___ RAW DATA ___

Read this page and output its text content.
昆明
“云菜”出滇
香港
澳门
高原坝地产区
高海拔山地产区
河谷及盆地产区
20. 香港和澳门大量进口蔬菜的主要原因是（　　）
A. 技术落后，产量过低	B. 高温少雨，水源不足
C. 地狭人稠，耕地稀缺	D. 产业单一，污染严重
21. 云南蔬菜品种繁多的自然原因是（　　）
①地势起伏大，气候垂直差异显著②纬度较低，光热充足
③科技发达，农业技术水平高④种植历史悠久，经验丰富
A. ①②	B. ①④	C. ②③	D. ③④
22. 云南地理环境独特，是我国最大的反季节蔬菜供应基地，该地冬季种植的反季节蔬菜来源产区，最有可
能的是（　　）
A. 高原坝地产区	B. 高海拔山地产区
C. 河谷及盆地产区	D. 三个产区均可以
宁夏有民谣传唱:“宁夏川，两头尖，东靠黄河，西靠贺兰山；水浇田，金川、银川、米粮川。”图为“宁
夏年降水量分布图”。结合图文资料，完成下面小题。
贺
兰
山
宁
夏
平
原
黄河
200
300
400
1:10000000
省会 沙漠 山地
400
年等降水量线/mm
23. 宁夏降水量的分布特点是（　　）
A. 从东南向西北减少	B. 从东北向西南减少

___
___ RAW DATA ___

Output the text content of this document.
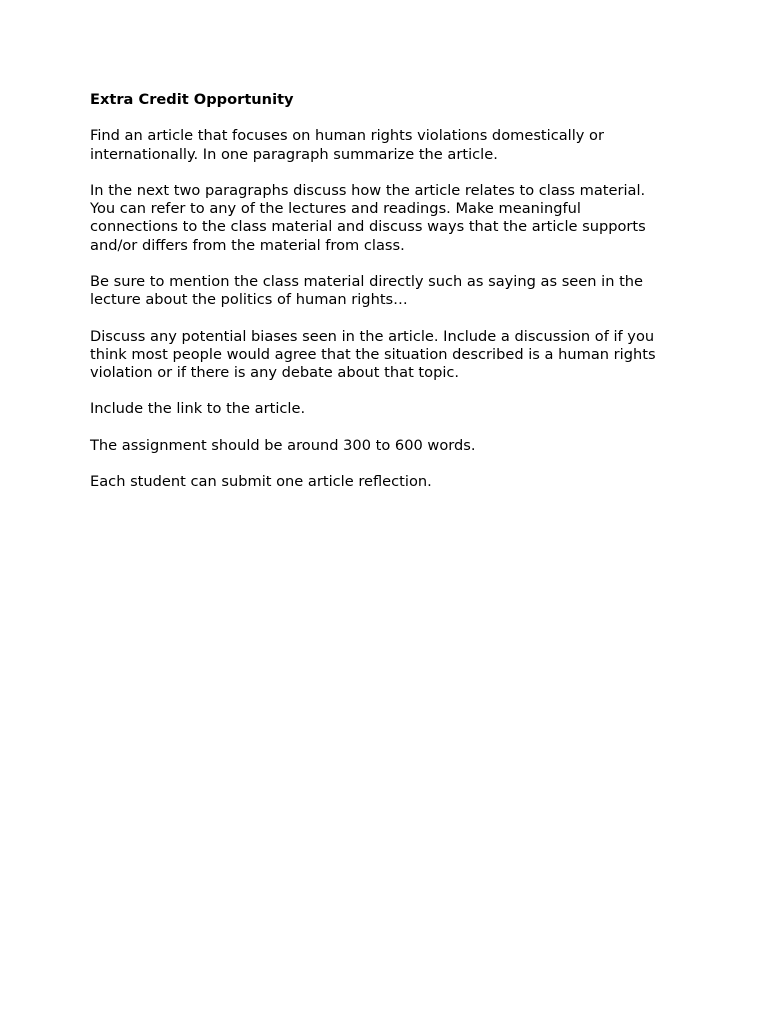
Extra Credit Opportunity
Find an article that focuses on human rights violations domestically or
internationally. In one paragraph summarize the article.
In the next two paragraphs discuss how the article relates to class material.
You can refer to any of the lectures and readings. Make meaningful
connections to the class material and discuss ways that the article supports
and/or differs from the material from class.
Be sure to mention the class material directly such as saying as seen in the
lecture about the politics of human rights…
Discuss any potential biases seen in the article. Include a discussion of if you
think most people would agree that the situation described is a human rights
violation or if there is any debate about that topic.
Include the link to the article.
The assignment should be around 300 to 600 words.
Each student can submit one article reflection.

___

YOUR TASK: Gather each line of the listing containing the word "material" and show it.

THE REPLY:
In the next two paragraphs discuss how the article relates to class material.
connections to the class material and discuss ways that the article supports
and/or differs from the material from class.
Be sure to mention the class material directly such as saying as seen in the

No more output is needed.